◆ Available data:
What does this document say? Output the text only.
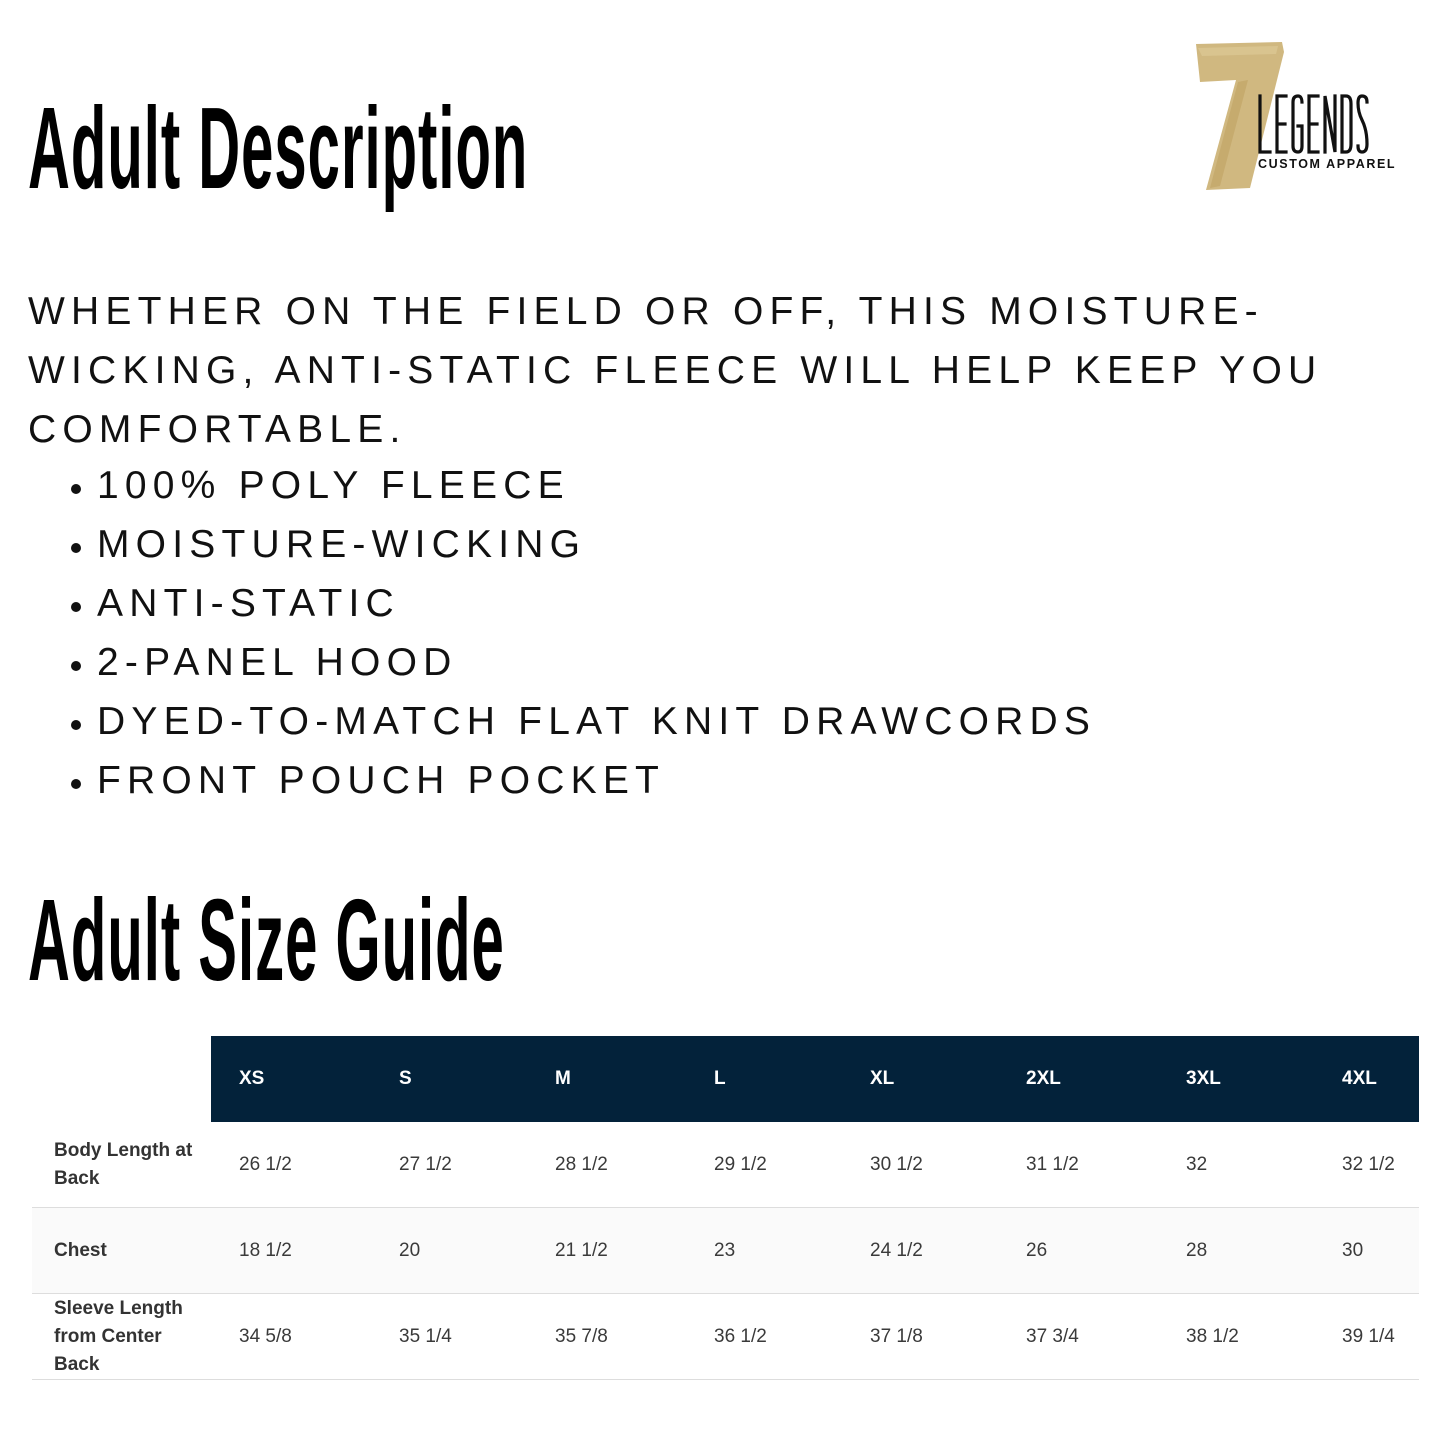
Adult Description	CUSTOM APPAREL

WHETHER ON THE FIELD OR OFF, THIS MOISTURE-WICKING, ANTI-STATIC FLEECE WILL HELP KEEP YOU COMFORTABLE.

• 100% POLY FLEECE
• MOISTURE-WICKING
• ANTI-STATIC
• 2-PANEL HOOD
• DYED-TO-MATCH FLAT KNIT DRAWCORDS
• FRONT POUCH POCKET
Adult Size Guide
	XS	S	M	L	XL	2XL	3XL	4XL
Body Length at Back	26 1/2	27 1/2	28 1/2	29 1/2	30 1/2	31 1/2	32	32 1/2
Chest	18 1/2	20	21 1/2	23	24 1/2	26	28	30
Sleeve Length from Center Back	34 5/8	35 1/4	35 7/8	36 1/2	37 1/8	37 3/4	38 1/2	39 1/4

◆ What you have to do: Write the listing out a second time exactly, dropping all images.

◆ The solution:
What does this document say? Output the text only.
Adult Description	CUSTOM APPAREL

WHETHER ON THE FIELD OR OFF, THIS MOISTURE-WICKING, ANTI-STATIC FLEECE WILL HELP KEEP YOU COMFORTABLE.

• 100% POLY FLEECE
• MOISTURE-WICKING
• ANTI-STATIC
• 2-PANEL HOOD
• DYED-TO-MATCH FLAT KNIT DRAWCORDS
• FRONT POUCH POCKET
Adult Size Guide
	XS	S	M	L	XL	2XL	3XL	4XL
Body Length at Back	26 1/2	27 1/2	28 1/2	29 1/2	30 1/2	31 1/2	32	32 1/2
Chest	18 1/2	20	21 1/2	23	24 1/2	26	28	30
Sleeve Length from Center Back	34 5/8	35 1/4	35 7/8	36 1/2	37 1/8	37 3/4	38 1/2	39 1/4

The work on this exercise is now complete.